**WORK TO BE COMPLETED:** Pull every line containing the word "review" from the records.

▶

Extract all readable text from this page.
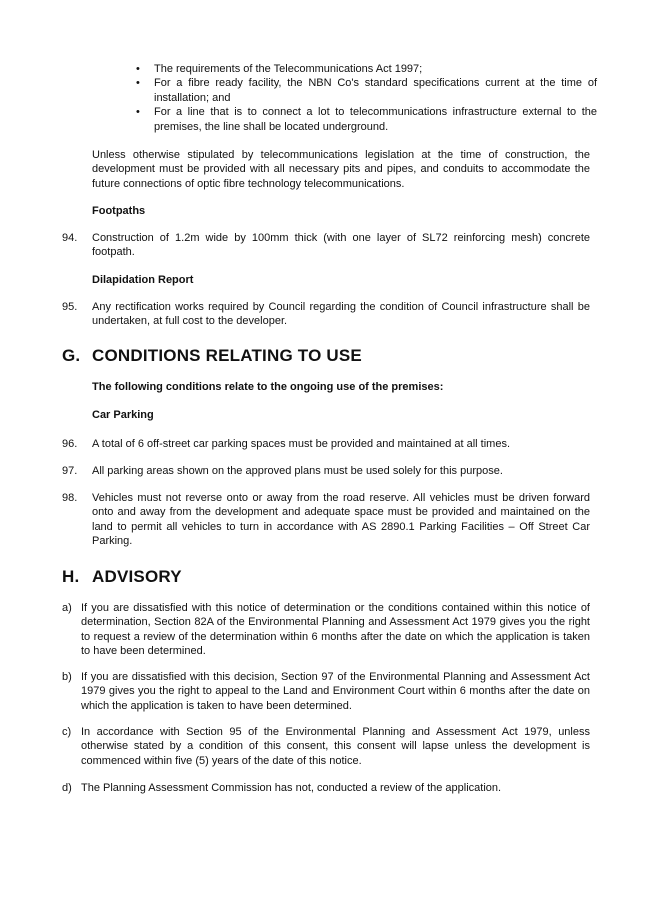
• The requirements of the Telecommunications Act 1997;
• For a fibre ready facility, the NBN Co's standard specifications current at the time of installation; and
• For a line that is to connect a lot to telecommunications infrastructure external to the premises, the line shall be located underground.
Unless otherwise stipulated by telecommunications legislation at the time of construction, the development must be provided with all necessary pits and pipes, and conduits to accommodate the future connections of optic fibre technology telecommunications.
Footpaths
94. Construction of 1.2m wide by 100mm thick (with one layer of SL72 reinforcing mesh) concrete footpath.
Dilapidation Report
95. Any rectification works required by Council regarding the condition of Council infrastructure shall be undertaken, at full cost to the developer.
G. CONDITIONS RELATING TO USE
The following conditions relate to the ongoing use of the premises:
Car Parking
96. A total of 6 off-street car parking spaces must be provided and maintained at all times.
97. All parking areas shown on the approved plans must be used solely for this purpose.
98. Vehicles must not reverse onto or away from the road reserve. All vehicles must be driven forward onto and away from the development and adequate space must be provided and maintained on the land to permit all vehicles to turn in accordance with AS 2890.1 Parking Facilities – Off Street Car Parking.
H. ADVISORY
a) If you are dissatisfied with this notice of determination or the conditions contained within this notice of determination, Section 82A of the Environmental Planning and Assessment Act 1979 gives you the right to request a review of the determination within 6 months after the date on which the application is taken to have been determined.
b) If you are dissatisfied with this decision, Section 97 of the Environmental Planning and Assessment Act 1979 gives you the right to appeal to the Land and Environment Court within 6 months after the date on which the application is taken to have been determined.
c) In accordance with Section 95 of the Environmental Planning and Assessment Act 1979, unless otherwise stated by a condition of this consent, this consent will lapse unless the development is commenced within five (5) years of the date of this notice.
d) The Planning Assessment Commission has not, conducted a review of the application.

◀
▶

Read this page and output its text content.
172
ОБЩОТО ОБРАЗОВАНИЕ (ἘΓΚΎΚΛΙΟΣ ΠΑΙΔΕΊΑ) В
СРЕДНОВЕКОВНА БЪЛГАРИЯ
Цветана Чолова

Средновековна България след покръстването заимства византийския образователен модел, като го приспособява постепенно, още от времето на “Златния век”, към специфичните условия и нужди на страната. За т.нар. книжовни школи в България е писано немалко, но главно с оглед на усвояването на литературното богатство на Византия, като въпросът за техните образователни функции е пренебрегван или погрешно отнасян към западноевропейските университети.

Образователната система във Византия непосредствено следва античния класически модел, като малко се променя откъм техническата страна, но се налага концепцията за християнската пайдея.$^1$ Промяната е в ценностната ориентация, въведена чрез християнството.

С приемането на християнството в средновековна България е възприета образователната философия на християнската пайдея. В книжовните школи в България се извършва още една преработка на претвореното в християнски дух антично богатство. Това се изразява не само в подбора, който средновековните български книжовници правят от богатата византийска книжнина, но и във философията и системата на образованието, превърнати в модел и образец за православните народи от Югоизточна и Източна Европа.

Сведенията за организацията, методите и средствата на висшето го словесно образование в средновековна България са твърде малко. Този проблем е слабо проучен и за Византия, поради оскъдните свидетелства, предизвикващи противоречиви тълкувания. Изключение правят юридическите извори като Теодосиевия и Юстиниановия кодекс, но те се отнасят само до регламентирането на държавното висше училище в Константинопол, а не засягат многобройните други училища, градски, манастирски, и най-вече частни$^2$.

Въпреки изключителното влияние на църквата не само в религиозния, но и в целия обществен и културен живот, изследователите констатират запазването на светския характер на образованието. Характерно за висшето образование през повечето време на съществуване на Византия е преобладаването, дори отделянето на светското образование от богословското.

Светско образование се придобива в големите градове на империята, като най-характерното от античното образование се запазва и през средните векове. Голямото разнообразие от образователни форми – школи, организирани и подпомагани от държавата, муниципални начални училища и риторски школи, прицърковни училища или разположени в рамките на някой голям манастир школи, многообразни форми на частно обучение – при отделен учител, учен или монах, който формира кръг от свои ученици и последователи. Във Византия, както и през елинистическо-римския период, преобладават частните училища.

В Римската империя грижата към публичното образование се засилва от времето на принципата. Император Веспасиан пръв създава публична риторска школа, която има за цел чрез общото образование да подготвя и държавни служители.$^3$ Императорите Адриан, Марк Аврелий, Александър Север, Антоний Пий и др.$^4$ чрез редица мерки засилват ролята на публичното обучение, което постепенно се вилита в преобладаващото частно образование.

◀

**REPLY TO THE EXERCISE:**
a) If you are dissatisfied with this notice of determination or the conditions contained within this notice of determination, Section 82A of the Environmental Planning and Assessment Act 1979 gives you the right to request a review of the determination within 6 months after the date on which the application is taken to have been determined.
d) The Planning Assessment Commission has not, conducted a review of the application.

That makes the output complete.